Entries:
*****

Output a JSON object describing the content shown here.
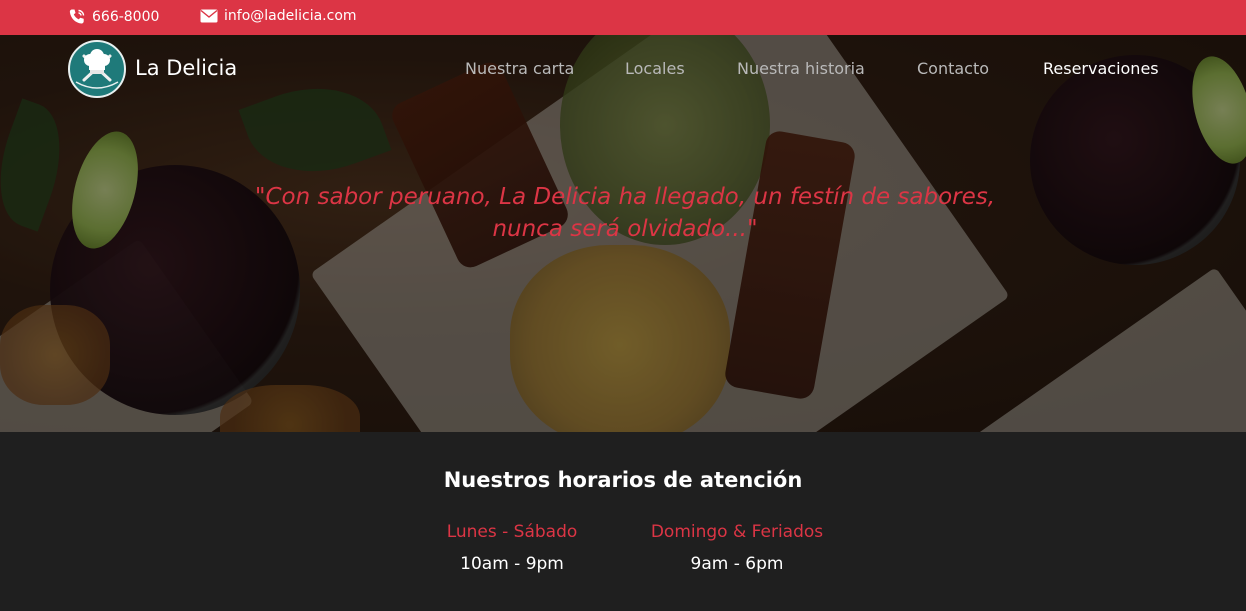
{
  "topbar": {
    "phone": "666-8000",
    "email": "info@ladelicia.com",
    "phone_icon": "phone-icon",
    "email_icon": "envelope-icon"
  },
  "brand": {
    "name": "La Delicia",
    "logo_icon": "chef-hat-logo"
  },
  "nav": {
    "items": [
      {
        "label": "Nuestra carta"
      },
      {
        "label": "Locales"
      },
      {
        "label": "Nuestra historia"
      },
      {
        "label": "Contacto"
      },
      {
        "label": "Reservaciones"
      }
    ],
    "active": "Reservaciones"
  },
  "hero": {
    "quote": "\"Con sabor peruano, La Delicia ha llegado, un festín de sabores, nunca será olvidado...\""
  },
  "hours": {
    "title": "Nuestros horarios de atención",
    "schedule": [
      {
        "days": "Lunes - Sábado",
        "time": "10am - 9pm"
      },
      {
        "days": "Domingo & Feriados",
        "time": "9am - 6pm"
      }
    ]
  },
  "colors": {
    "accent": "#dc3545",
    "dark": "#1f1f1f",
    "nav_text": "#b9b9b9",
    "logo_bg": "#1f7a7a"
  }
}
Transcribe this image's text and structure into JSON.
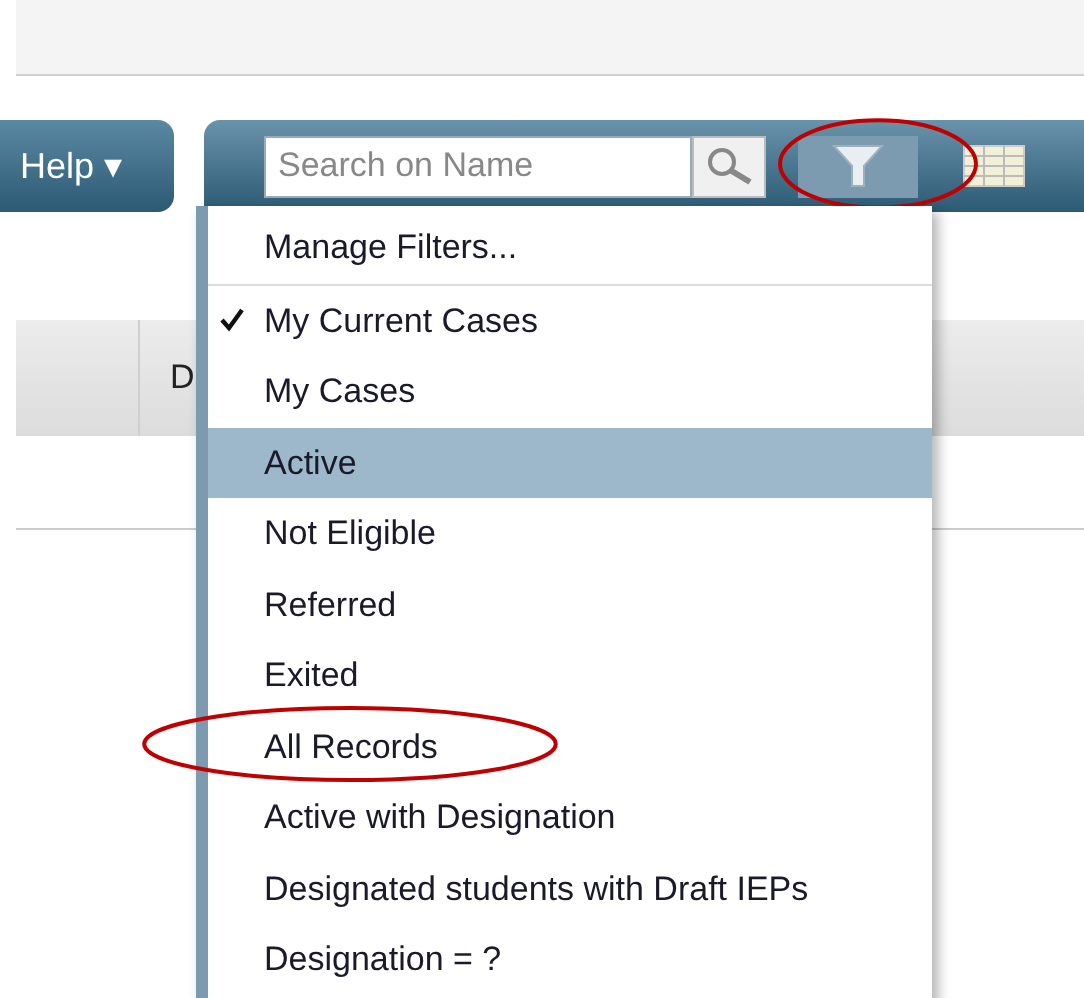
{
  "toolbar": {
    "help_button": {
      "label": "Help ▾"
    },
    "search": {
      "placeholder": "Search on Name"
    },
    "filter_button": {
      "selected": true,
      "circled": true
    }
  },
  "table": {
    "columns": [
      {
        "label": "D"
      }
    ]
  },
  "filter_menu": {
    "items": [
      {
        "kind": "action",
        "label": "Manage Filters...",
        "checked": false,
        "selected": false,
        "circled": false
      },
      {
        "kind": "filter",
        "label": "My Current Cases",
        "checked": true,
        "selected": false,
        "circled": false
      },
      {
        "kind": "filter",
        "label": "My Cases",
        "checked": false,
        "selected": false,
        "circled": false
      },
      {
        "kind": "filter",
        "label": "Active",
        "checked": false,
        "selected": true,
        "circled": false
      },
      {
        "kind": "filter",
        "label": "Not Eligible",
        "checked": false,
        "selected": false,
        "circled": false
      },
      {
        "kind": "filter",
        "label": "Referred",
        "checked": false,
        "selected": false,
        "circled": false
      },
      {
        "kind": "filter",
        "label": "Exited",
        "checked": false,
        "selected": false,
        "circled": false
      },
      {
        "kind": "filter",
        "label": "All Records",
        "checked": false,
        "selected": false,
        "circled": true
      },
      {
        "kind": "filter",
        "label": "Active with Designation",
        "checked": false,
        "selected": false,
        "circled": false
      },
      {
        "kind": "filter",
        "label": "Designated students with Draft IEPs",
        "checked": false,
        "selected": false,
        "circled": false
      },
      {
        "kind": "filter",
        "label": "Designation = ?",
        "checked": false,
        "selected": false,
        "circled": false
      }
    ]
  }
}
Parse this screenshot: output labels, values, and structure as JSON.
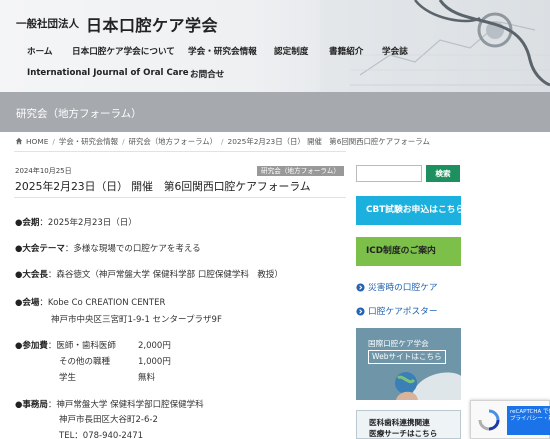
{
  "header": {
    "org_prefix": "一般社団法人",
    "site_name": "日本口腔ケア学会",
    "nav": [
      "ホーム",
      "日本口腔ケア学会について",
      "学会・研究会情報",
      "認定制度",
      "書籍紹介",
      "学会誌",
      "International Journal of Oral Care",
      "お問合せ"
    ]
  },
  "banner": {
    "title": "研究会（地方フォーラム）"
  },
  "breadcrumb": [
    "HOME",
    "学会・研究会情報",
    "研究会（地方フォーラム）",
    "2025年2月23日（日） 開催　第6回関西口腔ケアフォーラム"
  ],
  "post": {
    "date": "2024年10月25日",
    "category": "研究会（地方フォーラム）",
    "title": "2025年2月23日（日） 開催　第6回関西口腔ケアフォーラム",
    "session_label": "●会期",
    "session_value": "：2025年2月23日（日）",
    "theme_label": "●大会テーマ",
    "theme_value": "：多様な現場での口腔ケアを考える",
    "president_label": "●大会長",
    "president_value": "：森谷徳文（神戸常盤大学 保健科学部 口腔保健学科　教授）",
    "venue_label": "●会場",
    "venue_value": "：Kobe Co CREATION CENTER",
    "venue_address": "神戸市中央区三宮町1-9-1 センタープラザ9F",
    "fee_label": "●参加費",
    "fees": [
      {
        "name": "：医師・歯科医師",
        "amount": "2,000円"
      },
      {
        "name": "その他の職種",
        "amount": "1,000円"
      },
      {
        "name": "学生",
        "amount": "無料"
      }
    ],
    "office_label": "●事務局",
    "office_lines": [
      "：神戸常盤大学 保健科学部口腔保健学科",
      "神戸市長田区大谷町2-6-2",
      "TEL：078-940-2471"
    ]
  },
  "sidebar": {
    "search_placeholder": "",
    "search_button": "検索",
    "cbt_button": "CBT試験お申込はこちら",
    "icd_button": "ICD制度のご案内",
    "links": [
      "災害時の口腔ケア",
      "口腔ケアポスター"
    ],
    "ad1_lines": [
      "国際口腔ケア学会",
      "Webサイトはこちら"
    ],
    "ad2_lines": [
      "医科歯科連携関連",
      "医療サーチはこちら"
    ]
  },
  "recaptcha": {
    "label": "reCAPTCHA で保護",
    "terms": "プライバシー・利用規約"
  },
  "colors": {
    "accent_green": "#1e8f5e",
    "cbt_blue": "#1cb0de",
    "icd_green": "#7cc04a",
    "link_blue": "#2062b4",
    "banner_gray": "#a6a9ae"
  },
  "icons": [
    "home-icon",
    "circle-arrow-icon",
    "recaptcha-icon"
  ]
}
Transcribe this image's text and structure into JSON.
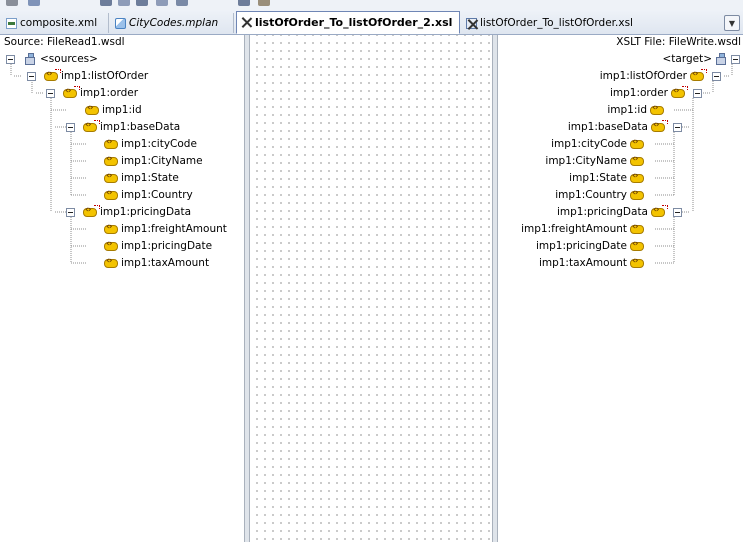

*****

Written problem: Copy each line in full and exactly, omitting any picture.

Full output:
Output a JSON object describing the content shown here.
{
  "topbar": {
    "phone": "666-8000",
    "email": "info@ladelicia.com",
    "phone_icon": "phone-icon",
    "email_icon": "envelope-icon"
  },
  "brand": {
    "name": "La Delicia",
    "logo_icon": "chef-hat-logo"
  },
  "nav": {
    "items": [
      {
        "label": "Nuestra carta"
      },
      {
        "label": "Locales"
      },
      {
        "label": "Nuestra historia"
      },
      {
        "label": "Contacto"
      },
      {
        "label": "Reservaciones"
      }
    ],
    "active": "Reservaciones"
  },
  "hero": {
    "quote": "\"Con sabor peruano, La Delicia ha llegado, un festín de sabores, nunca será olvidado...\""
  },
  "hours": {
    "title": "Nuestros horarios de atención",
    "schedule": [
      {
        "days": "Lunes - Sábado",
        "time": "10am - 9pm"
      },
      {
        "days": "Domingo & Feriados",
        "time": "9am - 6pm"
      }
    ]
  },
  "colors": {
    "accent": "#dc3545",
    "dark": "#1f1f1f",
    "nav_text": "#b9b9b9",
    "logo_bg": "#1f7a7a"
  }
}
Transcribe this image's text and structure into JSON.
{
  "toolbar": {
    "help_button": {
      "label": "Help ▾"
    },
    "search": {
      "placeholder": "Search on Name"
    },
    "filter_button": {
      "selected": true,
      "circled": true
    }
  },
  "table": {
    "columns": [
      {
        "label": "D"
      }
    ]
  },
  "filter_menu": {
    "items": [
      {
        "kind": "action",
        "label": "Manage Filters...",
        "checked": false,
        "selected": false,
        "circled": false
      },
      {
        "kind": "filter",
        "label": "My Current Cases",
        "checked": true,
        "selected": false,
        "circled": false
      },
      {
        "kind": "filter",
        "label": "My Cases",
        "checked": false,
        "selected": false,
        "circled": false
      },
      {
        "kind": "filter",
        "label": "Active",
        "checked": false,
        "selected": true,
        "circled": false
      },
      {
        "kind": "filter",
        "label": "Not Eligible",
        "checked": false,
        "selected": false,
        "circled": false
      },
      {
        "kind": "filter",
        "label": "Referred",
        "checked": false,
        "selected": false,
        "circled": false
      },
      {
        "kind": "filter",
        "label": "Exited",
        "checked": false,
        "selected": false,
        "circled": false
      },
      {
        "kind": "filter",
        "label": "All Records",
        "checked": false,
        "selected": false,
        "circled": true
      },
      {
        "kind": "filter",
        "label": "Active with Designation",
        "checked": false,
        "selected": false,
        "circled": false
      },
      {
        "kind": "filter",
        "label": "Designated students with Draft IEPs",
        "checked": false,
        "selected": false,
        "circled": false
      },
      {
        "kind": "filter",
        "label": "Designation = ?",
        "checked": false,
        "selected": false,
        "circled": false
      }
    ]
  }
}
Parse this screenshot: output labels, values, and structure as JSON.
{
  "header": {
    "org_prefix": "一般社団法人",
    "site_name": "日本口腔ケア学会",
    "nav": [
      "ホーム",
      "日本口腔ケア学会について",
      "学会・研究会情報",
      "認定制度",
      "書籍紹介",
      "学会誌",
      "International Journal of Oral Care",
      "お問合せ"
    ]
  },
  "banner": {
    "title": "研究会（地方フォーラム）"
  },
  "breadcrumb": [
    "HOME",
    "学会・研究会情報",
    "研究会（地方フォーラム）",
    "2025年2月23日（日） 開催　第6回関西口腔ケアフォーラム"
  ],
  "post": {
    "date": "2024年10月25日",
    "category": "研究会（地方フォーラム）",
    "title": "2025年2月23日（日） 開催　第6回関西口腔ケアフォーラム",
    "session_label": "●会期",
    "session_value": "：2025年2月23日（日）",
    "theme_label": "●大会テーマ",
    "theme_value": "：多様な現場での口腔ケアを考える",
    "president_label": "●大会長",
    "president_value": "：森谷徳文（神戸常盤大学 保健科学部 口腔保健学科　教授）",
    "venue_label": "●会場",
    "venue_value": "：Kobe Co CREATION CENTER",
    "venue_address": "神戸市中央区三宮町1-9-1 センタープラザ9F",
    "fee_label": "●参加費",
    "fees": [
      {
        "name": "：医師・歯科医師",
        "amount": "2,000円"
      },
      {
        "name": "その他の職種",
        "amount": "1,000円"
      },
      {
        "name": "学生",
        "amount": "無料"
      }
    ],
    "office_label": "●事務局",
    "office_lines": [
      "：神戸常盤大学 保健科学部口腔保健学科",
      "神戸市長田区大谷町2-6-2",
      "TEL：078-940-2471"
    ]
  },
  "sidebar": {
    "search_placeholder": "",
    "search_button": "検索",
    "cbt_button": "CBT試験お申込はこちら",
    "icd_button": "ICD制度のご案内",
    "links": [
      "災害時の口腔ケア",
      "口腔ケアポスター"
    ],
    "ad1_lines": [
      "国際口腔ケア学会",
      "Webサイトはこちら"
    ],
    "ad2_lines": [
      "医科歯科連携関連",
      "医療サーチはこちら"
    ]
  },
  "recaptcha": {
    "label": "reCAPTCHA で保護",
    "terms": "プライバシー・利用規約"
  },
  "colors": {
    "accent_green": "#1e8f5e",
    "cbt_blue": "#1cb0de",
    "icd_green": "#7cc04a",
    "link_blue": "#2062b4",
    "banner_gray": "#a6a9ae"
  },
  "icons": [
    "home-icon",
    "circle-arrow-icon",
    "recaptcha-icon"
  ]
}
Transcribe this image's text and structure into JSON.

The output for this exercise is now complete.